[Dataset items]

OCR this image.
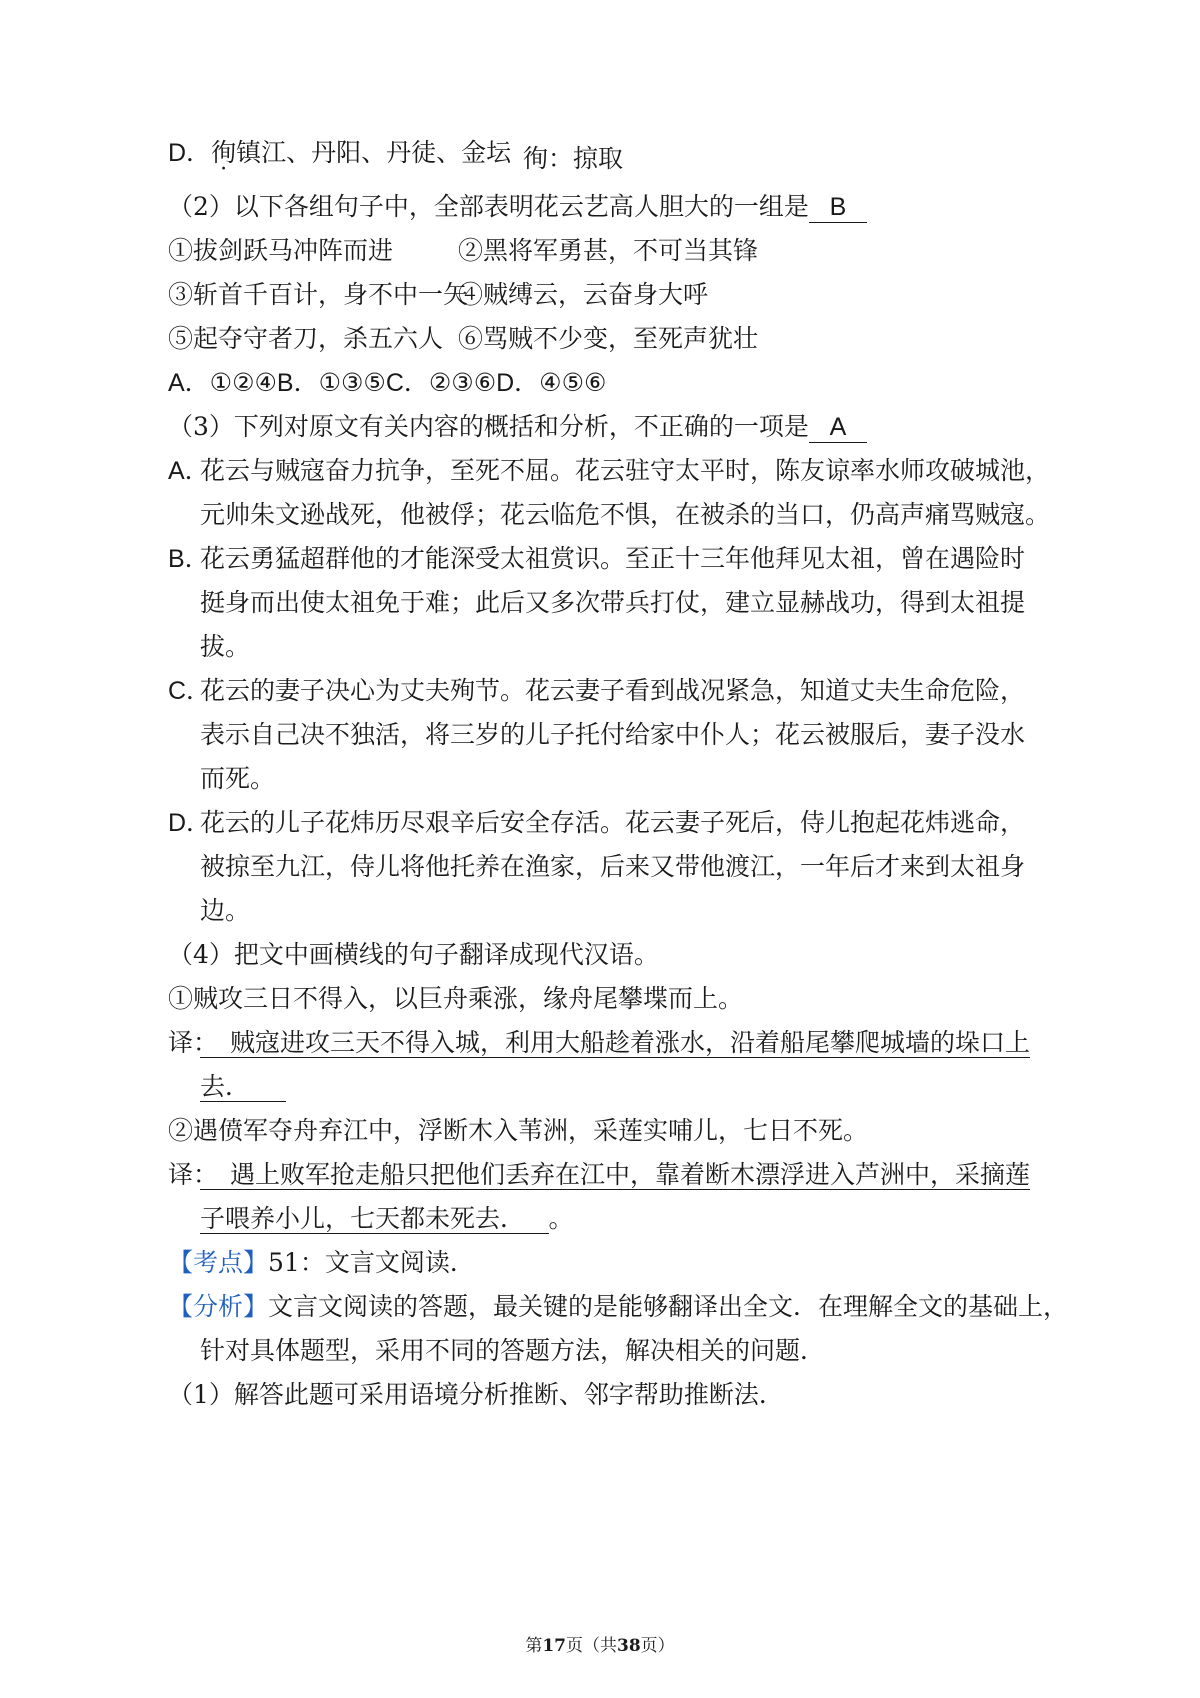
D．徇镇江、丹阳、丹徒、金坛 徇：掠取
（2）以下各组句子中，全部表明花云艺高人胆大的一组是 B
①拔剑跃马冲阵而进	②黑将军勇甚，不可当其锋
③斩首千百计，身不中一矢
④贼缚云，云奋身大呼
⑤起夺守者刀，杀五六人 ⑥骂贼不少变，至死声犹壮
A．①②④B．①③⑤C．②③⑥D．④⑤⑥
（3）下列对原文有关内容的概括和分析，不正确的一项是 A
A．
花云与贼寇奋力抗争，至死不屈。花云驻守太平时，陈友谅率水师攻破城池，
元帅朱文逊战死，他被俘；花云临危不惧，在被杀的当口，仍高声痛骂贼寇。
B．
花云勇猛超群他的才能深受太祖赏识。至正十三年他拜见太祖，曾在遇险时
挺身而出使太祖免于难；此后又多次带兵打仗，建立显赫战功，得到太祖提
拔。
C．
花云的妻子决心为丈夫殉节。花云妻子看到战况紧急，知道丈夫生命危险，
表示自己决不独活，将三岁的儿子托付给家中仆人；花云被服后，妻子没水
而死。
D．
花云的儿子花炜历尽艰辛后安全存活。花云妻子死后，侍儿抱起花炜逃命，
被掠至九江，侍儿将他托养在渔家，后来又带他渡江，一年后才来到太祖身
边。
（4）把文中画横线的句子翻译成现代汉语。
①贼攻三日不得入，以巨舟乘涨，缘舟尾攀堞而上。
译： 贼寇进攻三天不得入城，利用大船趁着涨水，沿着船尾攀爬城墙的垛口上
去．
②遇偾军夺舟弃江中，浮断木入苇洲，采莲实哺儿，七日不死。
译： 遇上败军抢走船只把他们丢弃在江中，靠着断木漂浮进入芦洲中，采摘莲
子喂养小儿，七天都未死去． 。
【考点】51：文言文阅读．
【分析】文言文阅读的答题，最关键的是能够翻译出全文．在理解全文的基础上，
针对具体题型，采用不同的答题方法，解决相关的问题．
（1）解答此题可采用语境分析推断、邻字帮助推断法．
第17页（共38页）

- **WRITTEN REQUEST**: Write out every record above exactly as it stands, but leave out the pictures.

- **WRITTEN REPLY**:
OCR this image.
D．徇镇江、丹阳、丹徒、金坛 徇：掠取
（2）以下各组句子中，全部表明花云艺高人胆大的一组是 B
①拔剑跃马冲阵而进	②黑将军勇甚，不可当其锋
③斩首千百计，身不中一矢
④贼缚云，云奋身大呼
⑤起夺守者刀，杀五六人 ⑥骂贼不少变，至死声犹壮
A．①②④B．①③⑤C．②③⑥D．④⑤⑥
（3）下列对原文有关内容的概括和分析，不正确的一项是 A
A．
花云与贼寇奋力抗争，至死不屈。花云驻守太平时，陈友谅率水师攻破城池，
元帅朱文逊战死，他被俘；花云临危不惧，在被杀的当口，仍高声痛骂贼寇。
B．
花云勇猛超群他的才能深受太祖赏识。至正十三年他拜见太祖，曾在遇险时
挺身而出使太祖免于难；此后又多次带兵打仗，建立显赫战功，得到太祖提
拔。
C．
花云的妻子决心为丈夫殉节。花云妻子看到战况紧急，知道丈夫生命危险，
表示自己决不独活，将三岁的儿子托付给家中仆人；花云被服后，妻子没水
而死。
D．
花云的儿子花炜历尽艰辛后安全存活。花云妻子死后，侍儿抱起花炜逃命，
被掠至九江，侍儿将他托养在渔家，后来又带他渡江，一年后才来到太祖身
边。
（4）把文中画横线的句子翻译成现代汉语。
①贼攻三日不得入，以巨舟乘涨，缘舟尾攀堞而上。
译： 贼寇进攻三天不得入城，利用大船趁着涨水，沿着船尾攀爬城墙的垛口上
去．
②遇偾军夺舟弃江中，浮断木入苇洲，采莲实哺儿，七日不死。
译： 遇上败军抢走船只把他们丢弃在江中，靠着断木漂浮进入芦洲中，采摘莲
子喂养小儿，七天都未死去． 。
【考点】51：文言文阅读．
【分析】文言文阅读的答题，最关键的是能够翻译出全文．在理解全文的基础上，
针对具体题型，采用不同的答题方法，解决相关的问题．
（1）解答此题可采用语境分析推断、邻字帮助推断法．
第17页（共38页）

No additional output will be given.